● Task prompt: Tally how many lines of these entries hold the string "source". Return the number alone.

● Excerpted data:
— Begin —
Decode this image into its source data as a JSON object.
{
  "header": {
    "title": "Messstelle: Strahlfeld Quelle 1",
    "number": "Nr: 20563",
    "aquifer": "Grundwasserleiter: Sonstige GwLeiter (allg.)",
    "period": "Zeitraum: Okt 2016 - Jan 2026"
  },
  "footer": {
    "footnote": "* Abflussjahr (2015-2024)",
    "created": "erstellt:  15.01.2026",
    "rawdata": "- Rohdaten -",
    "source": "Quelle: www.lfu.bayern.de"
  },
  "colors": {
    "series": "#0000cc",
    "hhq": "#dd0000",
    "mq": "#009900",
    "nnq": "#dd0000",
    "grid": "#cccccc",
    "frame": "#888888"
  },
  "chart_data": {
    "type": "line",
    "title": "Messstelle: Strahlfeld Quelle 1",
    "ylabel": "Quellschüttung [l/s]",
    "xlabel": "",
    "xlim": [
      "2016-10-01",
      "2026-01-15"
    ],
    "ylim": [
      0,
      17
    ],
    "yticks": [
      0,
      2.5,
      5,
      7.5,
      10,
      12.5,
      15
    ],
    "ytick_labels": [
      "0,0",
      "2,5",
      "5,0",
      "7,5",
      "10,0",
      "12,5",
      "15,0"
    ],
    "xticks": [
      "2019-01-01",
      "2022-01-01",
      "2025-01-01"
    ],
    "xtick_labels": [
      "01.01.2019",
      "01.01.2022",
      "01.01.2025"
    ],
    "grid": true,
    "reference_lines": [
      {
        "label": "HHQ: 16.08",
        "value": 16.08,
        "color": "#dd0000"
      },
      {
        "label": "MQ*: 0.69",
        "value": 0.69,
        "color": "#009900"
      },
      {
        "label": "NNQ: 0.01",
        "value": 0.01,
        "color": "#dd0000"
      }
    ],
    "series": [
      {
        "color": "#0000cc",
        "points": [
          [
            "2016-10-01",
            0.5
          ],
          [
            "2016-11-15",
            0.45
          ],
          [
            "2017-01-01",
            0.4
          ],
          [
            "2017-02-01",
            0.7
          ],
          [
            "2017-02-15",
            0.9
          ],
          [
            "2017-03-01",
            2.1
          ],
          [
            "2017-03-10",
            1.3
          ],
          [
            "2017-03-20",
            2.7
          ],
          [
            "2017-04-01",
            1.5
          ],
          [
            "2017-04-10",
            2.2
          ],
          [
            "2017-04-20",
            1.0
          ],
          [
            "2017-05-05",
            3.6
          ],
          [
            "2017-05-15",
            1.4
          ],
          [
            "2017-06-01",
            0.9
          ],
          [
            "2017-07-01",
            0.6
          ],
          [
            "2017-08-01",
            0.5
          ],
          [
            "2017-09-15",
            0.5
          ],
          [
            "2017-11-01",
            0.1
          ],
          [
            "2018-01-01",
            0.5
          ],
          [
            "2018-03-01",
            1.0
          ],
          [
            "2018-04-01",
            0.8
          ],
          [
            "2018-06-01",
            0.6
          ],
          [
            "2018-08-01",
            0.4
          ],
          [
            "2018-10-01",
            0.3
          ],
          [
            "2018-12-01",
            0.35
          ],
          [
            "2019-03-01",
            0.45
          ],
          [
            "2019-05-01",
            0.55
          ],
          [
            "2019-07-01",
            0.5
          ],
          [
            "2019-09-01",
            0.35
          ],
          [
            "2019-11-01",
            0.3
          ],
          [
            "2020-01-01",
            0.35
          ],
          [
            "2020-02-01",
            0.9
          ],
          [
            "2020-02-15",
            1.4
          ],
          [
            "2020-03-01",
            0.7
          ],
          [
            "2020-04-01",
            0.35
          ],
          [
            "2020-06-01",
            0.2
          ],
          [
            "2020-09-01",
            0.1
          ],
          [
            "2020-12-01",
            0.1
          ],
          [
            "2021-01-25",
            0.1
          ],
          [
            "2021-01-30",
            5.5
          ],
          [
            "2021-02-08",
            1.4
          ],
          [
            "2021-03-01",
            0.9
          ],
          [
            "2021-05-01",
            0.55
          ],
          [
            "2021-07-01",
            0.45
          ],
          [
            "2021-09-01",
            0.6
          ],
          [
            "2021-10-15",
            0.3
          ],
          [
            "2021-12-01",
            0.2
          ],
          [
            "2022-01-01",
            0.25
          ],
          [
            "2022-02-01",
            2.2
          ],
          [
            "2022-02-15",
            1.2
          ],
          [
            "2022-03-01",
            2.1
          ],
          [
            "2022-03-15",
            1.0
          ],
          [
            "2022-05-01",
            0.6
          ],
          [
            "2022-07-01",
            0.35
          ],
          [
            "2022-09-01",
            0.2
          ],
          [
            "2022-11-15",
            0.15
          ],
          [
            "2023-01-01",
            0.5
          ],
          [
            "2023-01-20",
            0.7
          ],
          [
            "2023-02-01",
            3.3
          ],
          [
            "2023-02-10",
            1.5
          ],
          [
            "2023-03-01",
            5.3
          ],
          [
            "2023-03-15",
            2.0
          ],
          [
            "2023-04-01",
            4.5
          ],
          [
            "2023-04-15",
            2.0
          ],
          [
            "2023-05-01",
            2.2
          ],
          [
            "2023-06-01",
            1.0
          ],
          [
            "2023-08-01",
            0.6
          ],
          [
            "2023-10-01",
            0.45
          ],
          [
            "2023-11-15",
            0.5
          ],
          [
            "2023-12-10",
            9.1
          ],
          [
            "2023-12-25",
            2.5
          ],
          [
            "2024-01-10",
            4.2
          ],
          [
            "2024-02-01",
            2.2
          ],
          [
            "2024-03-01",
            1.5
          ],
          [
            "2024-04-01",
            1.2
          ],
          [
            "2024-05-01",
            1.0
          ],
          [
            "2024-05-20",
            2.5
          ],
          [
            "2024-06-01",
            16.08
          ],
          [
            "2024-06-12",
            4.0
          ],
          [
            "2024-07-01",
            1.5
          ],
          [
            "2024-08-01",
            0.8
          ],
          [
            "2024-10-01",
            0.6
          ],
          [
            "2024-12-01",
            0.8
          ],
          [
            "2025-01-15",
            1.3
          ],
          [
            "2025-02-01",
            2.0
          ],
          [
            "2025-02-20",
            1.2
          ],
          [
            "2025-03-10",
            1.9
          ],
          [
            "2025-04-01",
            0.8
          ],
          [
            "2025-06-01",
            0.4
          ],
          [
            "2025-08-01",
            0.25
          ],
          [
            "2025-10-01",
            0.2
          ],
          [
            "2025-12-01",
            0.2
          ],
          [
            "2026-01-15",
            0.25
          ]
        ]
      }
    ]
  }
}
— End —
● Full solution: 2